## DIRECTIONS FOR THIS TASK:
The data below must be copied in full and without any change.

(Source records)

··········

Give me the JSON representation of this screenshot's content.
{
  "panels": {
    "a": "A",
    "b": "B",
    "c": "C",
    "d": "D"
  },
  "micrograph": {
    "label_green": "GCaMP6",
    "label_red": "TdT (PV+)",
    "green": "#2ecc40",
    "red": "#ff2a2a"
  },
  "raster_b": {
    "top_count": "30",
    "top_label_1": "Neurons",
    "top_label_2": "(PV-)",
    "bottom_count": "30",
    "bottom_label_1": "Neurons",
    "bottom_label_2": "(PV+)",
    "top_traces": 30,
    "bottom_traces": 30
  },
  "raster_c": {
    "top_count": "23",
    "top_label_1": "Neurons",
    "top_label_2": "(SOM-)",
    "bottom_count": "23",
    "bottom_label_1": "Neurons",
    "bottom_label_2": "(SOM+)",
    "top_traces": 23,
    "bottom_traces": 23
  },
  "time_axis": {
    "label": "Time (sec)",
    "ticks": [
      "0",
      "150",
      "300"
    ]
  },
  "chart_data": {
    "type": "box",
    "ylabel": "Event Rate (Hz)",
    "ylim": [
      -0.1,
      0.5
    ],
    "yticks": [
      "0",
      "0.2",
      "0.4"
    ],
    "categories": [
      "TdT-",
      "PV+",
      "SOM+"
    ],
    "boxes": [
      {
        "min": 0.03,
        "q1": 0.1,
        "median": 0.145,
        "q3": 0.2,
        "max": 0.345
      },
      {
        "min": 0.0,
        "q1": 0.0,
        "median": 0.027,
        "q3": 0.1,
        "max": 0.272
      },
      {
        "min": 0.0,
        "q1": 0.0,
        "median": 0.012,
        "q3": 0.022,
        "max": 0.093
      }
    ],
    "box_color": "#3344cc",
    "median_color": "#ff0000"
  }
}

··········

## FINAL ANSWER:
Give me the JSON representation of this screenshot's content.
{
  "panels": {
    "a": "A",
    "b": "B",
    "c": "C",
    "d": "D"
  },
  "micrograph": {
    "label_green": "GCaMP6",
    "label_red": "TdT (PV+)",
    "green": "#2ecc40",
    "red": "#ff2a2a"
  },
  "raster_b": {
    "top_count": "30",
    "top_label_1": "Neurons",
    "top_label_2": "(PV-)",
    "bottom_count": "30",
    "bottom_label_1": "Neurons",
    "bottom_label_2": "(PV+)",
    "top_traces": 30,
    "bottom_traces": 30
  },
  "raster_c": {
    "top_count": "23",
    "top_label_1": "Neurons",
    "top_label_2": "(SOM-)",
    "bottom_count": "23",
    "bottom_label_1": "Neurons",
    "bottom_label_2": "(SOM+)",
    "top_traces": 23,
    "bottom_traces": 23
  },
  "time_axis": {
    "label": "Time (sec)",
    "ticks": [
      "0",
      "150",
      "300"
    ]
  },
  "chart_data": {
    "type": "box",
    "ylabel": "Event Rate (Hz)",
    "ylim": [
      -0.1,
      0.5
    ],
    "yticks": [
      "0",
      "0.2",
      "0.4"
    ],
    "categories": [
      "TdT-",
      "PV+",
      "SOM+"
    ],
    "boxes": [
      {
        "min": 0.03,
        "q1": 0.1,
        "median": 0.145,
        "q3": 0.2,
        "max": 0.345
      },
      {
        "min": 0.0,
        "q1": 0.0,
        "median": 0.027,
        "q3": 0.1,
        "max": 0.272
      },
      {
        "min": 0.0,
        "q1": 0.0,
        "median": 0.012,
        "q3": 0.022,
        "max": 0.093
      }
    ],
    "box_color": "#3344cc",
    "median_color": "#ff0000"
  }
}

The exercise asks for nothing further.